## AIM OF THE TASK
Output the data that follows exactly, line for line.

## EXTRACTED RECORDS
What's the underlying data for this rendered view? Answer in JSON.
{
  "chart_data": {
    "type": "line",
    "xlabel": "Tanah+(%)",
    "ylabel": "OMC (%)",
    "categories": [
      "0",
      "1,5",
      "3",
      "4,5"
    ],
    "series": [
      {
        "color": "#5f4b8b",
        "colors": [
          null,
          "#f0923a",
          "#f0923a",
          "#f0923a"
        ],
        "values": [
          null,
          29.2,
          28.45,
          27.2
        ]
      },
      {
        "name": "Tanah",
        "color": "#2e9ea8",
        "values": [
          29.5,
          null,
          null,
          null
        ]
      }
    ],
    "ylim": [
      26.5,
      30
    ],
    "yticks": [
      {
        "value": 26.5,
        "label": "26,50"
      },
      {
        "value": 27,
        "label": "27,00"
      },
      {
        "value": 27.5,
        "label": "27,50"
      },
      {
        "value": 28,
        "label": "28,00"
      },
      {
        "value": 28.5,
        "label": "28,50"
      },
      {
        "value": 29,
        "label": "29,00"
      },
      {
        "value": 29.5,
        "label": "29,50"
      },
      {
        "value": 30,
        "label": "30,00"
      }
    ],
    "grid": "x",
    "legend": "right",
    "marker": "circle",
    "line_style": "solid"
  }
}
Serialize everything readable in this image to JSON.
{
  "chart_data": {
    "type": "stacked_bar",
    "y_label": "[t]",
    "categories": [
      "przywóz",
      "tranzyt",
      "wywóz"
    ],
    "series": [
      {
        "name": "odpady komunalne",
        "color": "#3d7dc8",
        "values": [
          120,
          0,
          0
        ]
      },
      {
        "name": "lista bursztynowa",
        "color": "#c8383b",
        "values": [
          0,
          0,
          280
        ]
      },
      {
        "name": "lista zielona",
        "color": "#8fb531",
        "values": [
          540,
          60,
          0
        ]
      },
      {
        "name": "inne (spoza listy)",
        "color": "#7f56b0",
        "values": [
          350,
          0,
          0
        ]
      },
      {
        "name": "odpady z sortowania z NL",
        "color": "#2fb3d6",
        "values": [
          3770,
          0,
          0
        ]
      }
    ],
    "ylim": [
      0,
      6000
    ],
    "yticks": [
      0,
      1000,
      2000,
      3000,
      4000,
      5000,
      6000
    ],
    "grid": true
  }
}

## SOLUTION
What's the underlying data for this rendered view? Answer in JSON.
{
  "chart_data": {
    "type": "line",
    "xlabel": "Tanah+(%)",
    "ylabel": "OMC (%)",
    "categories": [
      "0",
      "1,5",
      "3",
      "4,5"
    ],
    "series": [
      {
        "color": "#5f4b8b",
        "colors": [
          null,
          "#f0923a",
          "#f0923a",
          "#f0923a"
        ],
        "values": [
          null,
          29.2,
          28.45,
          27.2
        ]
      },
      {
        "name": "Tanah",
        "color": "#2e9ea8",
        "values": [
          29.5,
          null,
          null,
          null
        ]
      }
    ],
    "ylim": [
      26.5,
      30
    ],
    "yticks": [
      {
        "value": 26.5,
        "label": "26,50"
      },
      {
        "value": 27,
        "label": "27,00"
      },
      {
        "value": 27.5,
        "label": "27,50"
      },
      {
        "value": 28,
        "label": "28,00"
      },
      {
        "value": 28.5,
        "label": "28,50"
      },
      {
        "value": 29,
        "label": "29,00"
      },
      {
        "value": 29.5,
        "label": "29,50"
      },
      {
        "value": 30,
        "label": "30,00"
      }
    ],
    "grid": "x",
    "legend": "right",
    "marker": "circle",
    "line_style": "solid"
  }
}
Serialize everything readable in this image to JSON.
{
  "chart_data": {
    "type": "stacked_bar",
    "y_label": "[t]",
    "categories": [
      "przywóz",
      "tranzyt",
      "wywóz"
    ],
    "series": [
      {
        "name": "odpady komunalne",
        "color": "#3d7dc8",
        "values": [
          120,
          0,
          0
        ]
      },
      {
        "name": "lista bursztynowa",
        "color": "#c8383b",
        "values": [
          0,
          0,
          280
        ]
      },
      {
        "name": "lista zielona",
        "color": "#8fb531",
        "values": [
          540,
          60,
          0
        ]
      },
      {
        "name": "inne (spoza listy)",
        "color": "#7f56b0",
        "values": [
          350,
          0,
          0
        ]
      },
      {
        "name": "odpady z sortowania z NL",
        "color": "#2fb3d6",
        "values": [
          3770,
          0,
          0
        ]
      }
    ],
    "ylim": [
      0,
      6000
    ],
    "yticks": [
      0,
      1000,
      2000,
      3000,
      4000,
      5000,
      6000
    ],
    "grid": true
  }
}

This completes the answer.